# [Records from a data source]
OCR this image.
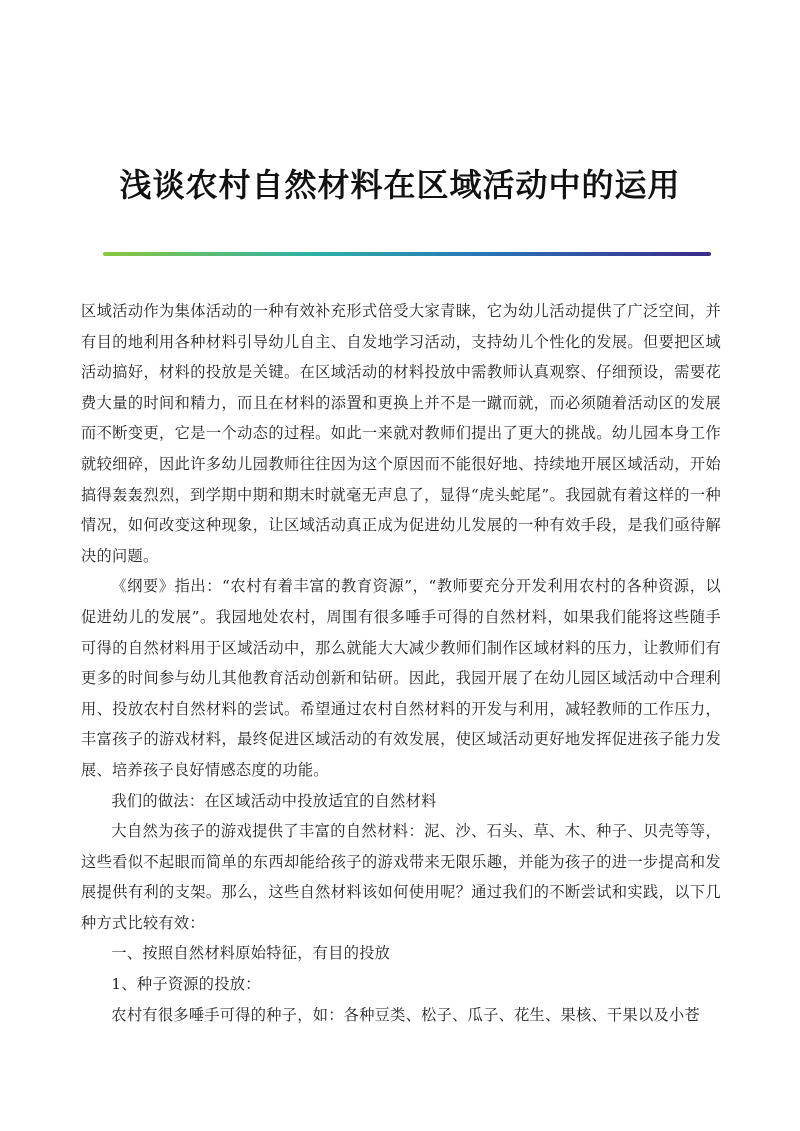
浅谈农村自然材料在区域活动中的运用

区域活动作为集体活动的一种有效补充形式倍受大家青睐，它为幼儿活动提供了广泛空间，并有目的地利用各种材料引导幼儿自主、自发地学习活动，支持幼儿个性化的发展。但要把区域活动搞好，材料的投放是关键。在区域活动的材料投放中需教师认真观察、仔细预设，需要花费大量的时间和精力，而且在材料的添置和更换上并不是一蹴而就，而必须随着活动区的发展而不断变更，它是一个动态的过程。如此一来就对教师们提出了更大的挑战。幼儿园本身工作就较细碎，因此许多幼儿园教师往往因为这个原因而不能很好地、持续地开展区域活动，开始搞得轰轰烈烈，到学期中期和期末时就毫无声息了，显得“虎头蛇尾”。我园就有着这样的一种情况，如何改变这种现象，让区域活动真正成为促进幼儿发展的一种有效手段，是我们亟待解决的问题。

《纲要》指出：“农村有着丰富的教育资源”，“教师要充分开发利用农村的各种资源，以促进幼儿的发展”。我园地处农村，周围有很多唾手可得的自然材料，如果我们能将这些随手可得的自然材料用于区域活动中，那么就能大大减少教师们制作区域材料的压力，让教师们有更多的时间参与幼儿其他教育活动创新和钻研。因此，我园开展了在幼儿园区域活动中合理利用、投放农村自然材料的尝试。希望通过农村自然材料的开发与利用，减轻教师的工作压力，丰富孩子的游戏材料，最终促进区域活动的有效发展，使区域活动更好地发挥促进孩子能力发展、培养孩子良好情感态度的功能。

我们的做法：在区域活动中投放适宜的自然材料

大自然为孩子的游戏提供了丰富的自然材料：泥、沙、石头、草、木、种子、贝壳等等，这些看似不起眼而简单的东西却能给孩子的游戏带来无限乐趣，并能为孩子的进一步提高和发展提供有利的支架。那么，这些自然材料该如何使用呢？通过我们的不断尝试和实践，以下几种方式比较有效：

一、按照自然材料原始特征，有目的投放

1、种子资源的投放：

农村有很多唾手可得的种子，如：各种豆类、松子、瓜子、花生、果核、干果以及小苍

# [Set exercise]
The data above needs to be retyped exactly, with the images left out.

# [The output]
OCR this image.
浅谈农村自然材料在区域活动中的运用

区域活动作为集体活动的一种有效补充形式倍受大家青睐，它为幼儿活动提供了广泛空间，并有目的地利用各种材料引导幼儿自主、自发地学习活动，支持幼儿个性化的发展。但要把区域活动搞好，材料的投放是关键。在区域活动的材料投放中需教师认真观察、仔细预设，需要花费大量的时间和精力，而且在材料的添置和更换上并不是一蹴而就，而必须随着活动区的发展而不断变更，它是一个动态的过程。如此一来就对教师们提出了更大的挑战。幼儿园本身工作就较细碎，因此许多幼儿园教师往往因为这个原因而不能很好地、持续地开展区域活动，开始搞得轰轰烈烈，到学期中期和期末时就毫无声息了，显得“虎头蛇尾”。我园就有着这样的一种情况，如何改变这种现象，让区域活动真正成为促进幼儿发展的一种有效手段，是我们亟待解决的问题。

《纲要》指出：“农村有着丰富的教育资源”，“教师要充分开发利用农村的各种资源，以促进幼儿的发展”。我园地处农村，周围有很多唾手可得的自然材料，如果我们能将这些随手可得的自然材料用于区域活动中，那么就能大大减少教师们制作区域材料的压力，让教师们有更多的时间参与幼儿其他教育活动创新和钻研。因此，我园开展了在幼儿园区域活动中合理利用、投放农村自然材料的尝试。希望通过农村自然材料的开发与利用，减轻教师的工作压力，丰富孩子的游戏材料，最终促进区域活动的有效发展，使区域活动更好地发挥促进孩子能力发展、培养孩子良好情感态度的功能。

我们的做法：在区域活动中投放适宜的自然材料

大自然为孩子的游戏提供了丰富的自然材料：泥、沙、石头、草、木、种子、贝壳等等，这些看似不起眼而简单的东西却能给孩子的游戏带来无限乐趣，并能为孩子的进一步提高和发展提供有利的支架。那么，这些自然材料该如何使用呢？通过我们的不断尝试和实践，以下几种方式比较有效：

一、按照自然材料原始特征，有目的投放

1、种子资源的投放：

农村有很多唾手可得的种子，如：各种豆类、松子、瓜子、花生、果核、干果以及小苍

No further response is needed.